>> START Supplied records

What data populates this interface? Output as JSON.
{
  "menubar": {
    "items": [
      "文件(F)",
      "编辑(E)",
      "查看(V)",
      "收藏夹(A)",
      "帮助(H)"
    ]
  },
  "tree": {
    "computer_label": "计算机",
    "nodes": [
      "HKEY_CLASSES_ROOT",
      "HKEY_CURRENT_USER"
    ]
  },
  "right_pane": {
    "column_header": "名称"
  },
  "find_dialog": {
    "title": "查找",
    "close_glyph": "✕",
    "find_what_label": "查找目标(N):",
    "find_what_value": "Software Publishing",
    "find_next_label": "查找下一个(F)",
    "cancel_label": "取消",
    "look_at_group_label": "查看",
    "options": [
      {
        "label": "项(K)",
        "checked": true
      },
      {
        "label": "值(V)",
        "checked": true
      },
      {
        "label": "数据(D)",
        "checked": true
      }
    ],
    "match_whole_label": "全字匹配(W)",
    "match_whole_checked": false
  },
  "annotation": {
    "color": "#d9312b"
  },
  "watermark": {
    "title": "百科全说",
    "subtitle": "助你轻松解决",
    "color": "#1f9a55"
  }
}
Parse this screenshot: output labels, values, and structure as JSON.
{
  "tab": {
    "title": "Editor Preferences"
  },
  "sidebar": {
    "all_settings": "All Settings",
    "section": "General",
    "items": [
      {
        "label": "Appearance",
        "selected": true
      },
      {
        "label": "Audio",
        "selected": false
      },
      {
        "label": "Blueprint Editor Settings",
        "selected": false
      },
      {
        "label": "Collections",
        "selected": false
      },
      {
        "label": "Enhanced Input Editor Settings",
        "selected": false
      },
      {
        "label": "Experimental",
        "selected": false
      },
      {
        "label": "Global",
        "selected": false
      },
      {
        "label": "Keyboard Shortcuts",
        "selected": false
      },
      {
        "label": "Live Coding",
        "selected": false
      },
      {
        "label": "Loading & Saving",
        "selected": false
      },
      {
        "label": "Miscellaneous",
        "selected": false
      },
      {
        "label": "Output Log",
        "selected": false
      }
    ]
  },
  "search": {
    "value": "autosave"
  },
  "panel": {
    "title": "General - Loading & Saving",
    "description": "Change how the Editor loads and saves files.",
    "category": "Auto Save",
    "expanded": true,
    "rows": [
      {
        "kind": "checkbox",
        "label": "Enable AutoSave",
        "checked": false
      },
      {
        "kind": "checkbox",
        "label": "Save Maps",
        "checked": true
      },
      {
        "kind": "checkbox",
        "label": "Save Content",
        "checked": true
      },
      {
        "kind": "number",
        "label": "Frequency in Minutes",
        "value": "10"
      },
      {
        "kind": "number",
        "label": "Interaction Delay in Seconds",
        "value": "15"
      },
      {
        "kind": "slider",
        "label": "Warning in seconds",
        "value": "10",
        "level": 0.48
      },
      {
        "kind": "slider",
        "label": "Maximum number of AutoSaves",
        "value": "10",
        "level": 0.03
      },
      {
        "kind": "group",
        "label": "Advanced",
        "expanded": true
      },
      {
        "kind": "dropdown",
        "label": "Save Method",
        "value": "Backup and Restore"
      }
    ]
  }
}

>> END Supplied records

#### Written task
Say how many lines of the data include the word "Editor". Nothing other than the number should be given.

#### Response to this exercise
4